TO BE DONE:
All the data should come back exactly as it was given.

PROVIDED MATERIAL:
# # # # #
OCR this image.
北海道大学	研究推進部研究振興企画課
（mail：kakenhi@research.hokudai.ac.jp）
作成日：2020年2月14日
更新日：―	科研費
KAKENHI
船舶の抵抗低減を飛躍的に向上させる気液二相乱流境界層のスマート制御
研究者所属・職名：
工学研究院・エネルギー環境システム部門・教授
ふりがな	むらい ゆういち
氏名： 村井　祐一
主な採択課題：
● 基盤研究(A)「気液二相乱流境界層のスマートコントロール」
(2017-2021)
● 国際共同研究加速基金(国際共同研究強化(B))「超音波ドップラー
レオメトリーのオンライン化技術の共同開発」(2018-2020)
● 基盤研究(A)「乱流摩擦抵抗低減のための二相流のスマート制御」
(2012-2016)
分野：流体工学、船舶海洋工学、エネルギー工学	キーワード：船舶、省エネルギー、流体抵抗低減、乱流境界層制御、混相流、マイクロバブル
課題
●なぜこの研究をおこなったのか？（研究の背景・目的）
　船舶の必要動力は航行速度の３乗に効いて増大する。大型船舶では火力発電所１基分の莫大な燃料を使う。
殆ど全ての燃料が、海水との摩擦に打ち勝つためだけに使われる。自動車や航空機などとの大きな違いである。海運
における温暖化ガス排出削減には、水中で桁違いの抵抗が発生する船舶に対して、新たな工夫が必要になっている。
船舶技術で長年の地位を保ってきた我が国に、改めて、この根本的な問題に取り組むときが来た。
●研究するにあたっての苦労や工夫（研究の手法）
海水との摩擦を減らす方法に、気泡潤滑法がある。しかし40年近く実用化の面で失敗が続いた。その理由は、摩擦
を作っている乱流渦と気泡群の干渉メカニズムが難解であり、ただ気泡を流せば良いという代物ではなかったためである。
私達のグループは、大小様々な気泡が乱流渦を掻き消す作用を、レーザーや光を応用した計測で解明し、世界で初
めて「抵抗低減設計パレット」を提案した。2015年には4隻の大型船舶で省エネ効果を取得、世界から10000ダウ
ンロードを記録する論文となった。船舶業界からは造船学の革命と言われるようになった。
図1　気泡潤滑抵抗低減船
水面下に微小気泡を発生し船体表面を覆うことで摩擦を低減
# # # # #
TASK RESULT:
OCR this image.
北海道大学	研究推進部研究振興企画課
（mail：kakenhi@research.hokudai.ac.jp）
作成日：2020年2月14日
更新日：―	科研費
KAKENHI
船舶の抵抗低減を飛躍的に向上させる気液二相乱流境界層のスマート制御
研究者所属・職名：
工学研究院・エネルギー環境システム部門・教授
ふりがな	むらい ゆういち
氏名： 村井　祐一
主な採択課題：
● 基盤研究(A)「気液二相乱流境界層のスマートコントロール」
(2017-2021)
● 国際共同研究加速基金(国際共同研究強化(B))「超音波ドップラー
レオメトリーのオンライン化技術の共同開発」(2018-2020)
● 基盤研究(A)「乱流摩擦抵抗低減のための二相流のスマート制御」
(2012-2016)
分野：流体工学、船舶海洋工学、エネルギー工学	キーワード：船舶、省エネルギー、流体抵抗低減、乱流境界層制御、混相流、マイクロバブル
課題
●なぜこの研究をおこなったのか？（研究の背景・目的）
　船舶の必要動力は航行速度の３乗に効いて増大する。大型船舶では火力発電所１基分の莫大な燃料を使う。
殆ど全ての燃料が、海水との摩擦に打ち勝つためだけに使われる。自動車や航空機などとの大きな違いである。海運
における温暖化ガス排出削減には、水中で桁違いの抵抗が発生する船舶に対して、新たな工夫が必要になっている。
船舶技術で長年の地位を保ってきた我が国に、改めて、この根本的な問題に取り組むときが来た。
●研究するにあたっての苦労や工夫（研究の手法）
海水との摩擦を減らす方法に、気泡潤滑法がある。しかし40年近く実用化の面で失敗が続いた。その理由は、摩擦
を作っている乱流渦と気泡群の干渉メカニズムが難解であり、ただ気泡を流せば良いという代物ではなかったためである。
私達のグループは、大小様々な気泡が乱流渦を掻き消す作用を、レーザーや光を応用した計測で解明し、世界で初
めて「抵抗低減設計パレット」を提案した。2015年には4隻の大型船舶で省エネ効果を取得、世界から10000ダウ
ンロードを記録する論文となった。船舶業界からは造船学の革命と言われるようになった。
図1　気泡潤滑抵抗低減船
水面下に微小気泡を発生し船体表面を覆うことで摩擦を低減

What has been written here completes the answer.